### About this exercise
Tell how many lines in the data contain the word "Mean", and leave out everything else.

(Source material begins)

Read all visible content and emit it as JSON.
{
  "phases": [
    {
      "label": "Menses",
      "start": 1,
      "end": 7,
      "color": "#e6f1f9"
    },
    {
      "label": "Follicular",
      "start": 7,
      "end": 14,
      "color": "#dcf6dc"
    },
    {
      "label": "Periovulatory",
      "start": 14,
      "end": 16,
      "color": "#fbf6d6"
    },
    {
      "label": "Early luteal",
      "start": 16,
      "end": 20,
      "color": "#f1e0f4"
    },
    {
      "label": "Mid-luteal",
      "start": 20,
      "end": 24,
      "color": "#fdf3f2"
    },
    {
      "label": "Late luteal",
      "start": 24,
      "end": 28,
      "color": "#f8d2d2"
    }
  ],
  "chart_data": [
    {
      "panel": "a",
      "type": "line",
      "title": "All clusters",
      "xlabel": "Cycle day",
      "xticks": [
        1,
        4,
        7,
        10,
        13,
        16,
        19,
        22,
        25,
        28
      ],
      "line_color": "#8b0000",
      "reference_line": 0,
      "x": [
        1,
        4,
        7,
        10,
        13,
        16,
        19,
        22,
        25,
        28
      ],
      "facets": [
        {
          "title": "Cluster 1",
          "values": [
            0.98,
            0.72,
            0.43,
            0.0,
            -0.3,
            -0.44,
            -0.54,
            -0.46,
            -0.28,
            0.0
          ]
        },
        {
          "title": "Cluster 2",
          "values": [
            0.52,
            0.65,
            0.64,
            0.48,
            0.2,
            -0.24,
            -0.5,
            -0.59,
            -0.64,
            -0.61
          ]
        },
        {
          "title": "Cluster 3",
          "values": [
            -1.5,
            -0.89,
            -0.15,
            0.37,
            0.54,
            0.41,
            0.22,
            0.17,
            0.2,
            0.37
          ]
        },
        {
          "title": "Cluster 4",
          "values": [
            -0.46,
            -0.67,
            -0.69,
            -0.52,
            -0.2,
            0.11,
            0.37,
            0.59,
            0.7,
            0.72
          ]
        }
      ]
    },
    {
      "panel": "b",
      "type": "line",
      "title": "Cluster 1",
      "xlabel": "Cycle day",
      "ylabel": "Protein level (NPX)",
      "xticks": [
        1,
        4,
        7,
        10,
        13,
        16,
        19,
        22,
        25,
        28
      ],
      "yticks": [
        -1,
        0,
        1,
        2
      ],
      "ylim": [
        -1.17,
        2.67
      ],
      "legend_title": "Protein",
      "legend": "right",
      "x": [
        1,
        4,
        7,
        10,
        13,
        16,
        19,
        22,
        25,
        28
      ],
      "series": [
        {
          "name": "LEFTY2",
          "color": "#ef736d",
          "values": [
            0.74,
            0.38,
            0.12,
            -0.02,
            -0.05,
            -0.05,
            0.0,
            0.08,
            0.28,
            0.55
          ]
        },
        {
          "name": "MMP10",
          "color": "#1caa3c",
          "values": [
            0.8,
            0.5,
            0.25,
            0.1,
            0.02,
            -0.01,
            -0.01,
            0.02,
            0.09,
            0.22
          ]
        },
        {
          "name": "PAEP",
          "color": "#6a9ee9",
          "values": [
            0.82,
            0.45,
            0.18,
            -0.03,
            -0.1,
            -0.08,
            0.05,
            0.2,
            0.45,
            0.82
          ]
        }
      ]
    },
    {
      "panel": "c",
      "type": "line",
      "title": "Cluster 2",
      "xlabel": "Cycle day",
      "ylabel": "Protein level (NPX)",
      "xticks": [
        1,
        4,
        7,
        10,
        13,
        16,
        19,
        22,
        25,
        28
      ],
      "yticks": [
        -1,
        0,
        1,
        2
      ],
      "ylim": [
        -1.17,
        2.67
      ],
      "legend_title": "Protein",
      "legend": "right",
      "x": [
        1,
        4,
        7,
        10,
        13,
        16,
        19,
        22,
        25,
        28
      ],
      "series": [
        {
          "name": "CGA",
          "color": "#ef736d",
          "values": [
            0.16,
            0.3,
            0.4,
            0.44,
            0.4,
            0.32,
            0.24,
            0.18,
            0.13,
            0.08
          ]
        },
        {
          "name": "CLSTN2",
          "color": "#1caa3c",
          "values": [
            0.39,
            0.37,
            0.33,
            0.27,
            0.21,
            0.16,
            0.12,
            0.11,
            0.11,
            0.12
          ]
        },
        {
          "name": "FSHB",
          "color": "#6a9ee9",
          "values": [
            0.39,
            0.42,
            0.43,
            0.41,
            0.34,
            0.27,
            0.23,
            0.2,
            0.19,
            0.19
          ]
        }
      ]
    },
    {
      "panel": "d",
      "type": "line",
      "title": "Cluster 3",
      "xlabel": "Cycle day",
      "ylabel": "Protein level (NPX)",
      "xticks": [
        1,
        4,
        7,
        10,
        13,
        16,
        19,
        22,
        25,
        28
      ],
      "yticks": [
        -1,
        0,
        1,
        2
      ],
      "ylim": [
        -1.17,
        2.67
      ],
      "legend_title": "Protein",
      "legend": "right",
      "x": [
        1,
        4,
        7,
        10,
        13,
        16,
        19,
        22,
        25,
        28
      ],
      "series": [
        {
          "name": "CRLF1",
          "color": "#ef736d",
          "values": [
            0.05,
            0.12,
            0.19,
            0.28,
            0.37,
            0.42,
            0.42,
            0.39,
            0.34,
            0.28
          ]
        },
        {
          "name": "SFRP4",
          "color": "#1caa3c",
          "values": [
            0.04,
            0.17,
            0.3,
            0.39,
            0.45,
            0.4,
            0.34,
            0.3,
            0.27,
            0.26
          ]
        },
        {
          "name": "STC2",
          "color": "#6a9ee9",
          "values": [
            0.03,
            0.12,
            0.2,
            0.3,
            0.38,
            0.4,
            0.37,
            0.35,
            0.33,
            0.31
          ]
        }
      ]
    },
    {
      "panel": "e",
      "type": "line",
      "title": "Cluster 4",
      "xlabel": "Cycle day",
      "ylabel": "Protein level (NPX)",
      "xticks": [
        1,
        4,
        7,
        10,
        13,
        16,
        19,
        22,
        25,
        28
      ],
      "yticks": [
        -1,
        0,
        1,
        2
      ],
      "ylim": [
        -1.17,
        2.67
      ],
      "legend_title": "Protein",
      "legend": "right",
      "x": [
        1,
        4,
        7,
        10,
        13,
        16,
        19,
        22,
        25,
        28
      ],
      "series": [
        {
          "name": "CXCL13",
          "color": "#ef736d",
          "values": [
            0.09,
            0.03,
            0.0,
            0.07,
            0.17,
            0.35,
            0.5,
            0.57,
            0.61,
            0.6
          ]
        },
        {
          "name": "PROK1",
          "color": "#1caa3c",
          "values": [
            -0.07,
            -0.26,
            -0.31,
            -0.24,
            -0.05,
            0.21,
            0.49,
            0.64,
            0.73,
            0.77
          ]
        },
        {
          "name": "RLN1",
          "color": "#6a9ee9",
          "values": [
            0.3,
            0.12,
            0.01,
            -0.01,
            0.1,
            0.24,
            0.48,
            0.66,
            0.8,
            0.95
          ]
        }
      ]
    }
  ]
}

(Source material ends)
(Source material begins)

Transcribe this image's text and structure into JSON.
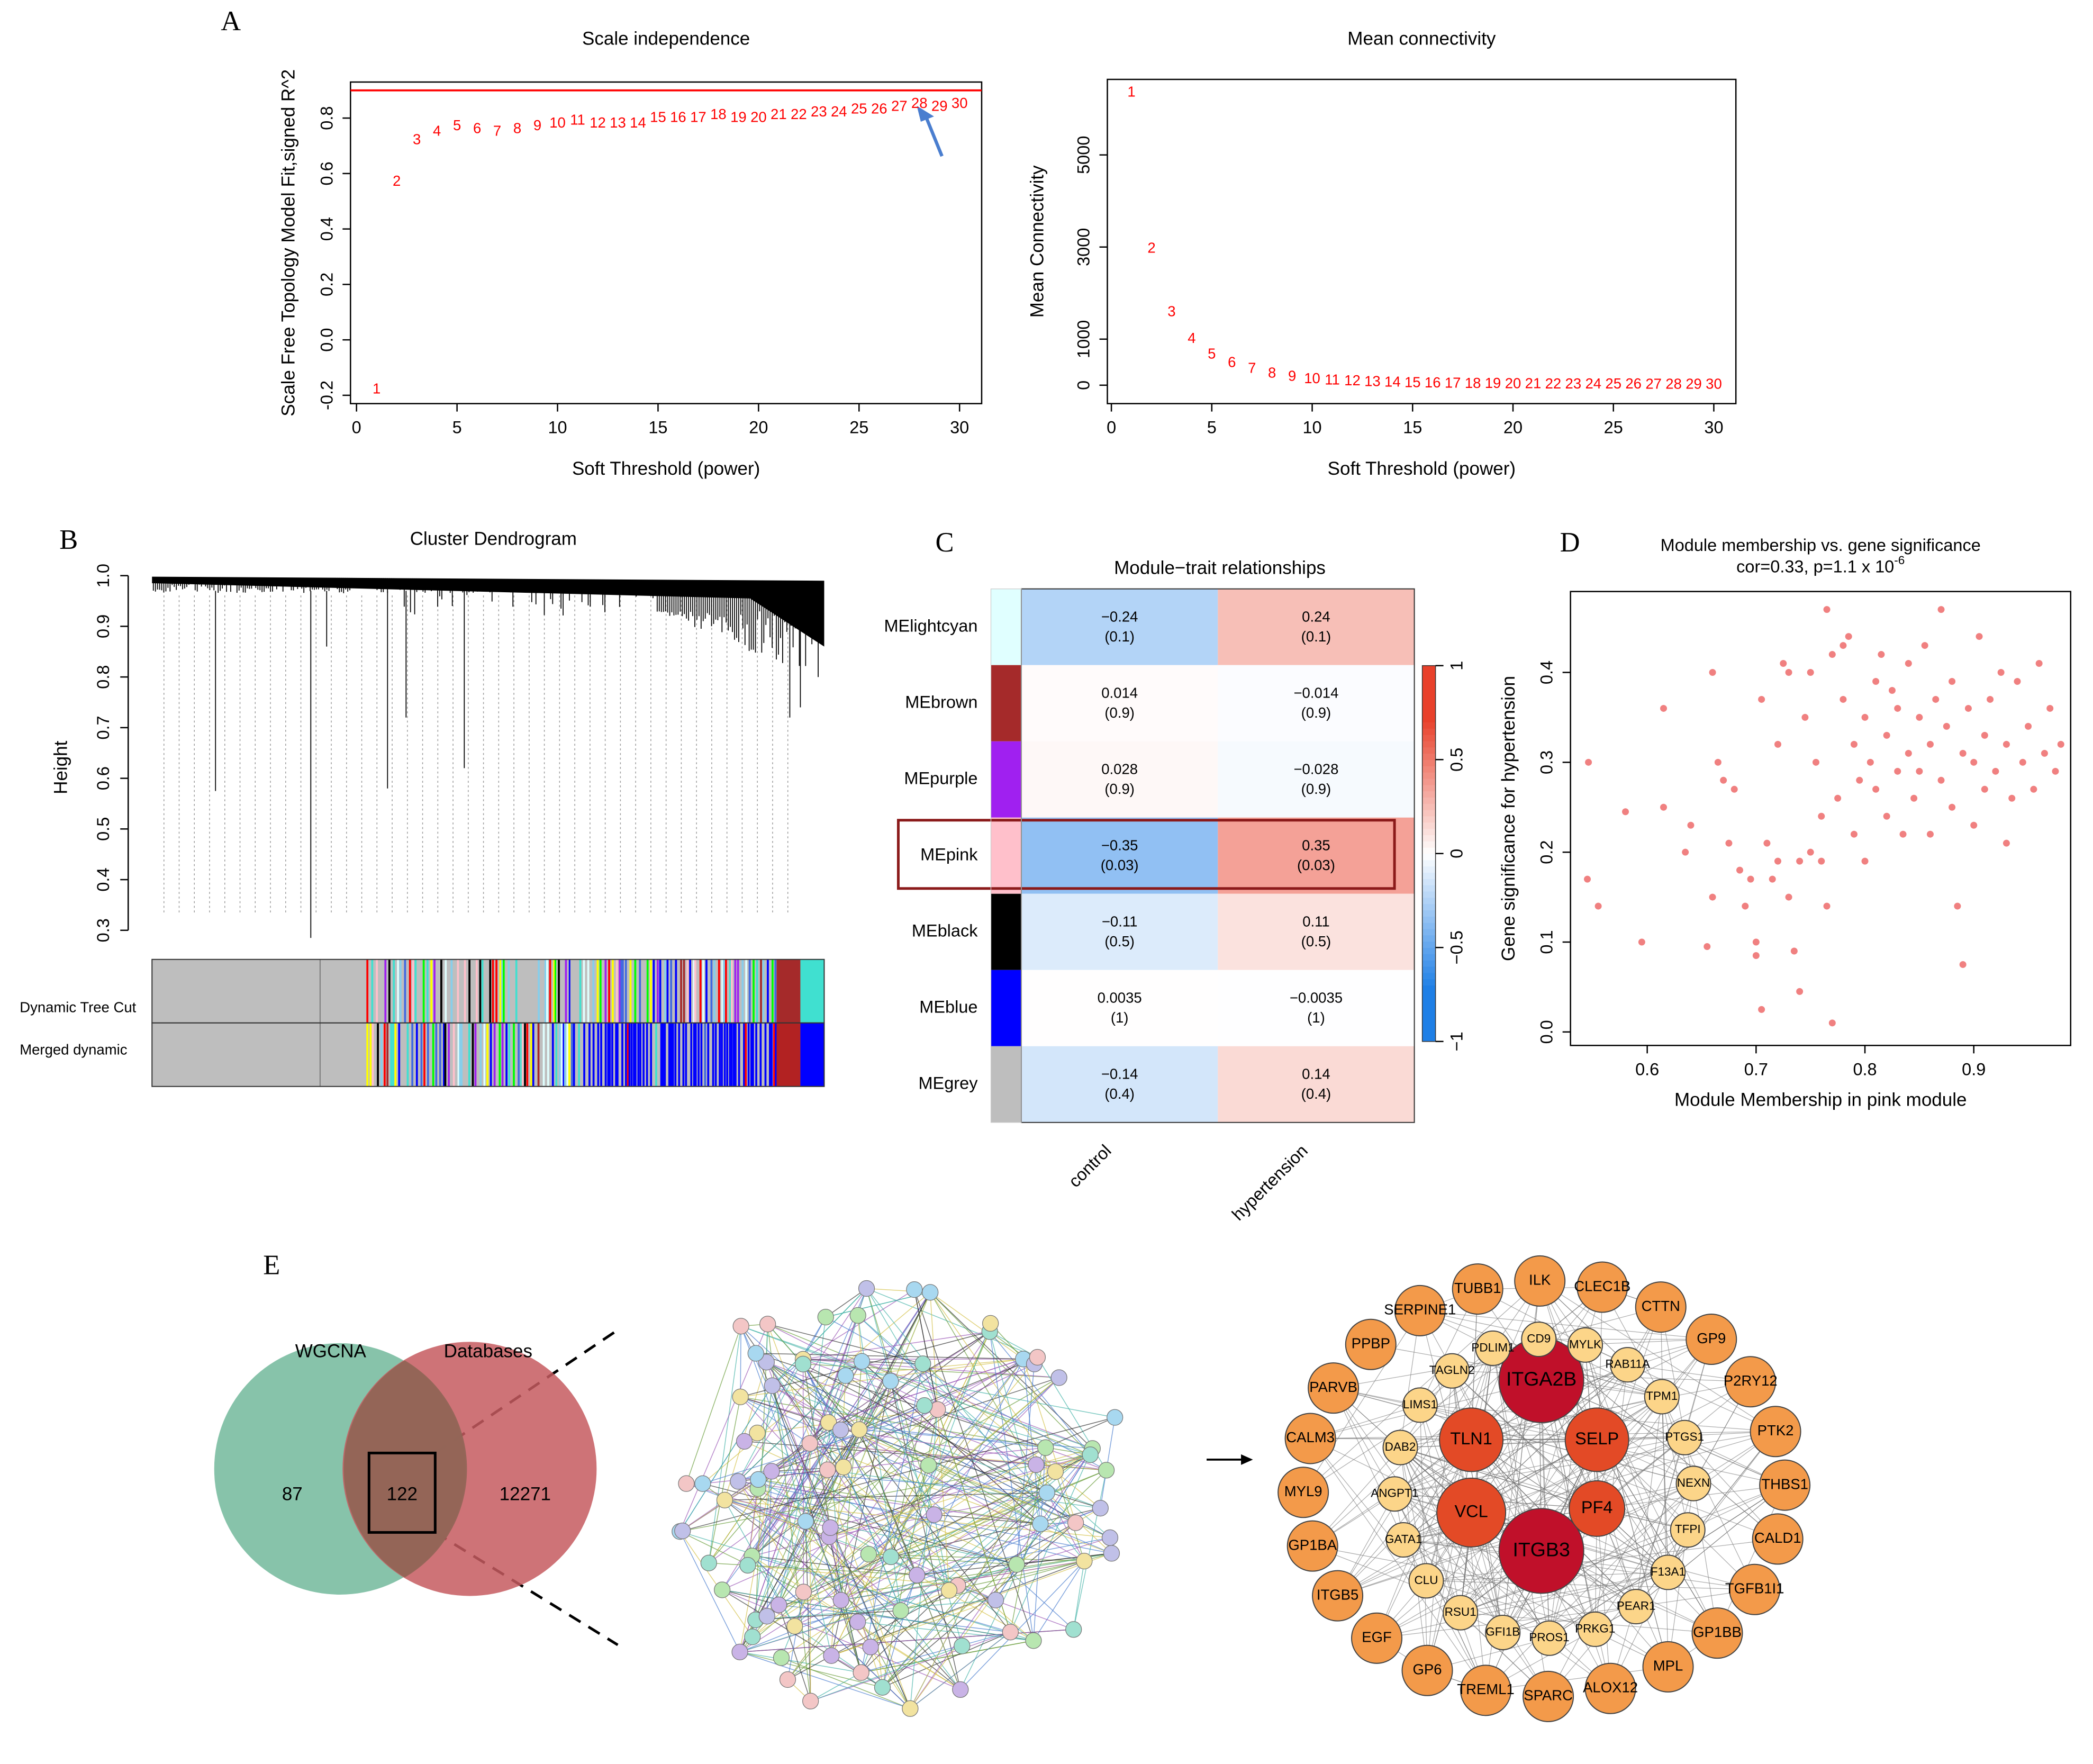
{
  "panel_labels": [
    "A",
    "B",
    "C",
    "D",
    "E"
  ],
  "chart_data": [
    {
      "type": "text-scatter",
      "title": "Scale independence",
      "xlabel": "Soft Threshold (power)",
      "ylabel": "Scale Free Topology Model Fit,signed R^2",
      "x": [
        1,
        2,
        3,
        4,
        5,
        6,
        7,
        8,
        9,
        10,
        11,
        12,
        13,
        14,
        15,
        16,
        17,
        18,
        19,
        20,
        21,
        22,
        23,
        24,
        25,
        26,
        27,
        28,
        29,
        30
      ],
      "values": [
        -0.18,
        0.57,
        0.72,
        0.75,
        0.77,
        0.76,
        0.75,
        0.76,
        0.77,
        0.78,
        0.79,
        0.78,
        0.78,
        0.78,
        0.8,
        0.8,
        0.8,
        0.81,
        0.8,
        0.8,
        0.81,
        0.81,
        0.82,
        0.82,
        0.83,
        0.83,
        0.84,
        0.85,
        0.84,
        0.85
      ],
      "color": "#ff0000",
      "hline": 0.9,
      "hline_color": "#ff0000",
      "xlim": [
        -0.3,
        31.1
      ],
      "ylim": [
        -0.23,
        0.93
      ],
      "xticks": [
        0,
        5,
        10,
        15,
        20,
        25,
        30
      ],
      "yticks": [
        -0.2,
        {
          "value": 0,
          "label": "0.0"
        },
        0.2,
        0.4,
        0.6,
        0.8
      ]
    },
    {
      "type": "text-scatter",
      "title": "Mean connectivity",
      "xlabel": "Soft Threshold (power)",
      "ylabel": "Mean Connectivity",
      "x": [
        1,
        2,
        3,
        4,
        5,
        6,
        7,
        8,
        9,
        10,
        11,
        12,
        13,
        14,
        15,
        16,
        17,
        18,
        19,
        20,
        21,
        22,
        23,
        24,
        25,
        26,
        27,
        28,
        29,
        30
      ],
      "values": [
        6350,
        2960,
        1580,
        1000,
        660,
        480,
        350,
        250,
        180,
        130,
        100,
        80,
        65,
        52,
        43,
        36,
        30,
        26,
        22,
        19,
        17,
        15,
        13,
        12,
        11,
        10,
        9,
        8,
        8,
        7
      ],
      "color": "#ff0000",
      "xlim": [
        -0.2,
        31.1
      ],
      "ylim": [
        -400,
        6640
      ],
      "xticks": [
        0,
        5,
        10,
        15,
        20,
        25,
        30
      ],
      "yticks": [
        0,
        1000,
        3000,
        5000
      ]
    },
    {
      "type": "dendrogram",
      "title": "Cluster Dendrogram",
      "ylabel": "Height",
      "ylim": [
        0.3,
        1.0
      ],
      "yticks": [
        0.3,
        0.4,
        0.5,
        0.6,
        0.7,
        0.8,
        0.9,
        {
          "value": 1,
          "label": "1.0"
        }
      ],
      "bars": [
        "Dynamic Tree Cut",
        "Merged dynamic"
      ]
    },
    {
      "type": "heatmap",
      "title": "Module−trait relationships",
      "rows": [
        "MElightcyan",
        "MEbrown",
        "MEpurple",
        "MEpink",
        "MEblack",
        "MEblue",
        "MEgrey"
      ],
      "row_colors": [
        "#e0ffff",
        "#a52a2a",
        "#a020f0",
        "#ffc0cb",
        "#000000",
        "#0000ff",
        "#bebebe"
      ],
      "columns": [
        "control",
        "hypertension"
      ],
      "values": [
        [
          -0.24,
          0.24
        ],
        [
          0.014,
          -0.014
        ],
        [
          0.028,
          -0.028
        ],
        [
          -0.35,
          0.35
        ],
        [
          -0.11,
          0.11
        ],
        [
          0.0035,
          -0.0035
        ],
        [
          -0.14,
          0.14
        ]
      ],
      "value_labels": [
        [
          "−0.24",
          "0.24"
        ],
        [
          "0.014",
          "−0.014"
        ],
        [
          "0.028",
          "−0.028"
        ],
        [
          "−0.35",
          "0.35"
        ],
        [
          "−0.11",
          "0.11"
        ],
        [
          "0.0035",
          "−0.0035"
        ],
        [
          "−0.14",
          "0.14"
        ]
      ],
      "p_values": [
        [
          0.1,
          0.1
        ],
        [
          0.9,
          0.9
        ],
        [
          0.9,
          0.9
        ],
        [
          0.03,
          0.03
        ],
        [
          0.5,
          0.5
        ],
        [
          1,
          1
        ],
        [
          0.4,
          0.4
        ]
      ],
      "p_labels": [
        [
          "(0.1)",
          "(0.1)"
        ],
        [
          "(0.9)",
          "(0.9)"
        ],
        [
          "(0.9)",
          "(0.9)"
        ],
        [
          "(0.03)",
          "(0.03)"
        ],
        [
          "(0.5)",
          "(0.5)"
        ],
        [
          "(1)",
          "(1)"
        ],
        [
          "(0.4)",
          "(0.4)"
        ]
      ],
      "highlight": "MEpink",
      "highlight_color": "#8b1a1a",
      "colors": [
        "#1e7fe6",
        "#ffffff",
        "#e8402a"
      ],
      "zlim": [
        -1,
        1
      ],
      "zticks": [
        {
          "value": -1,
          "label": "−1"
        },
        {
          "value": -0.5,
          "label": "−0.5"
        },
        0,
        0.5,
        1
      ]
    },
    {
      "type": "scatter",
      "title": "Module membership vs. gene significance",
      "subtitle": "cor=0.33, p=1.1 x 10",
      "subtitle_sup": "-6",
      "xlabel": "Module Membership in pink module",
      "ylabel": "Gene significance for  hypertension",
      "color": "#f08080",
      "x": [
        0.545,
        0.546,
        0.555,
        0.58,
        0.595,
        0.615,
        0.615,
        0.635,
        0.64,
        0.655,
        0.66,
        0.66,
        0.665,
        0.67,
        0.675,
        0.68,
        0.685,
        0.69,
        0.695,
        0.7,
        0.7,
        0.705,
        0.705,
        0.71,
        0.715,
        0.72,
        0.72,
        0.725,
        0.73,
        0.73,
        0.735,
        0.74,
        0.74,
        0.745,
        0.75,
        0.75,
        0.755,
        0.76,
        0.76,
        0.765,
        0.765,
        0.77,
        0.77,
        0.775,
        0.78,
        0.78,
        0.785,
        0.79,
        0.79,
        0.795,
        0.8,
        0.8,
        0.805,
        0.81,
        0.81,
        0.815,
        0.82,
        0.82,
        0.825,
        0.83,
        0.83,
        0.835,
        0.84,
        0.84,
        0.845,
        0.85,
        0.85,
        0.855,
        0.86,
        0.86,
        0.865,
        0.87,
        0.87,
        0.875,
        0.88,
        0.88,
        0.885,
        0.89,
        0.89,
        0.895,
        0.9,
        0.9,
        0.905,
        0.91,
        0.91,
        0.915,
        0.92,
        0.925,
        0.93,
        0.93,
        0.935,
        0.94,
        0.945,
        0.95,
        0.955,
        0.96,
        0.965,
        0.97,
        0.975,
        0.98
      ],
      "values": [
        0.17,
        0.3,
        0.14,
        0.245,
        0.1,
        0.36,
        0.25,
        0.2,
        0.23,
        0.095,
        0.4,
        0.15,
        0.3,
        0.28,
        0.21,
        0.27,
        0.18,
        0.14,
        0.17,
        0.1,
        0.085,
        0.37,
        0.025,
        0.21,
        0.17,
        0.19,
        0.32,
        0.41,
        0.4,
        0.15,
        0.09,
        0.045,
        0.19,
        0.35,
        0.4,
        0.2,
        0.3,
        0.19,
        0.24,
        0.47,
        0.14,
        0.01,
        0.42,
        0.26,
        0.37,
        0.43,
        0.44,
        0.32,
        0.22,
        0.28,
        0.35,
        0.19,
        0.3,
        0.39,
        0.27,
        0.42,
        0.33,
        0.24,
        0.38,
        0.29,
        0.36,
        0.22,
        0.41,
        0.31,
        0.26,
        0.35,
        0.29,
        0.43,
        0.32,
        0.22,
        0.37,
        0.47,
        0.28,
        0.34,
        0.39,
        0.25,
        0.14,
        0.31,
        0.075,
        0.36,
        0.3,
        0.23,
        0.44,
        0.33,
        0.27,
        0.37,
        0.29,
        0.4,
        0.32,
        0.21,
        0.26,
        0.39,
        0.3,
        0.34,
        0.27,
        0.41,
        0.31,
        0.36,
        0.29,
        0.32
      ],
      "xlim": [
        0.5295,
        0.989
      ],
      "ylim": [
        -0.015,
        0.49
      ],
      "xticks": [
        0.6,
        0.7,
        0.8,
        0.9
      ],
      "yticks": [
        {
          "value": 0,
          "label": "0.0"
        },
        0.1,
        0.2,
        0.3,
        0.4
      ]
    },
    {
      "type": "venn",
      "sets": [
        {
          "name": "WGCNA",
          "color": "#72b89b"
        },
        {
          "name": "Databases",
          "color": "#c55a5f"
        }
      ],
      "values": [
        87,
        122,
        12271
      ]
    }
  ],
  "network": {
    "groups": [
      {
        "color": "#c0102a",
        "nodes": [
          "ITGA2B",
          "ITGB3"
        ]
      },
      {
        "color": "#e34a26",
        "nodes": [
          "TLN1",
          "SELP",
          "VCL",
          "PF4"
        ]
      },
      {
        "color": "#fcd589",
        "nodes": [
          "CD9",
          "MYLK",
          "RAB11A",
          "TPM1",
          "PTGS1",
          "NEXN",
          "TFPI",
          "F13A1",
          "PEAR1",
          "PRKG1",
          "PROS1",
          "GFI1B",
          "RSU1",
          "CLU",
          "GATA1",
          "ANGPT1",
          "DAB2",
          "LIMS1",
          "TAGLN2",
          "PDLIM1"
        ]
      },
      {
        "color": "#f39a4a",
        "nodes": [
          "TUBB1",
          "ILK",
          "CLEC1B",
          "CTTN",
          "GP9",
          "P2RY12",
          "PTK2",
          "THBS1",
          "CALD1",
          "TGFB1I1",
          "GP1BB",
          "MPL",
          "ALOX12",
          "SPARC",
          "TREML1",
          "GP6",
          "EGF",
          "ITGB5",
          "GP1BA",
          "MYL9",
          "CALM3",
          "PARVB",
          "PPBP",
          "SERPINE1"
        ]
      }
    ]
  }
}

(Source material ends)

### Answer
2